>> begin Supplied data

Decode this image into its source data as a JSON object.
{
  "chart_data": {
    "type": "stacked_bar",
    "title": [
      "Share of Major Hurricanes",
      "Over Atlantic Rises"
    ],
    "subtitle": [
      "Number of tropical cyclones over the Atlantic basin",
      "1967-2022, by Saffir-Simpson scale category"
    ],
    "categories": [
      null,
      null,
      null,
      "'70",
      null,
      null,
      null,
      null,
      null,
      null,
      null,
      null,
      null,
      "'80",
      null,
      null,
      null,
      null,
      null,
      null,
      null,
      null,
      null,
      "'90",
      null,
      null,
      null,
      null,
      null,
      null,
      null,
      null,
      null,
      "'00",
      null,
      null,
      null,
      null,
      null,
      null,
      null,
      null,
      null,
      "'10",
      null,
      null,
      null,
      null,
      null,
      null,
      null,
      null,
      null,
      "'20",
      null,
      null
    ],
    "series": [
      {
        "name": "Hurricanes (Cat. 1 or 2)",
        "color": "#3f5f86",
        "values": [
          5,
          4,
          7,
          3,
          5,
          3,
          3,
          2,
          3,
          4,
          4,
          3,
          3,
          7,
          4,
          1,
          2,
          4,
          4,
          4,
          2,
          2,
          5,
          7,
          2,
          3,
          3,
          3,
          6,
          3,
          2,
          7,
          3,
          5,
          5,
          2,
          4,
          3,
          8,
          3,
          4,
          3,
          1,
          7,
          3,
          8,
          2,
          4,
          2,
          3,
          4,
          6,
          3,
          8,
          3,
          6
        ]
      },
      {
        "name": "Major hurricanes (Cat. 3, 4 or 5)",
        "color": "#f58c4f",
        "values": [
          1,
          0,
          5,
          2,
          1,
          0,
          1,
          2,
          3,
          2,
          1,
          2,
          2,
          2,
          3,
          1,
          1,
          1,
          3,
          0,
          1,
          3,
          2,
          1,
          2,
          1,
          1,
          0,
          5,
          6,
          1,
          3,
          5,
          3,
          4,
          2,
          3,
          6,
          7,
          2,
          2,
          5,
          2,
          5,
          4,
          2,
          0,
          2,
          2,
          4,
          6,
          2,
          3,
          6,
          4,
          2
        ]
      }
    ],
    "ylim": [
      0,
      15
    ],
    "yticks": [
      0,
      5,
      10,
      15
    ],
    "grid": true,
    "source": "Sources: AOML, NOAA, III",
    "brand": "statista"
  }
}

>> end Supplied data

(Exercise requirements):
Lines that include the word "source" are to be extracted from the data above.

(Answer to this problem):
Decode this image into its source data as a JSON object.
    "source": "Sources: AOML, NOAA, III",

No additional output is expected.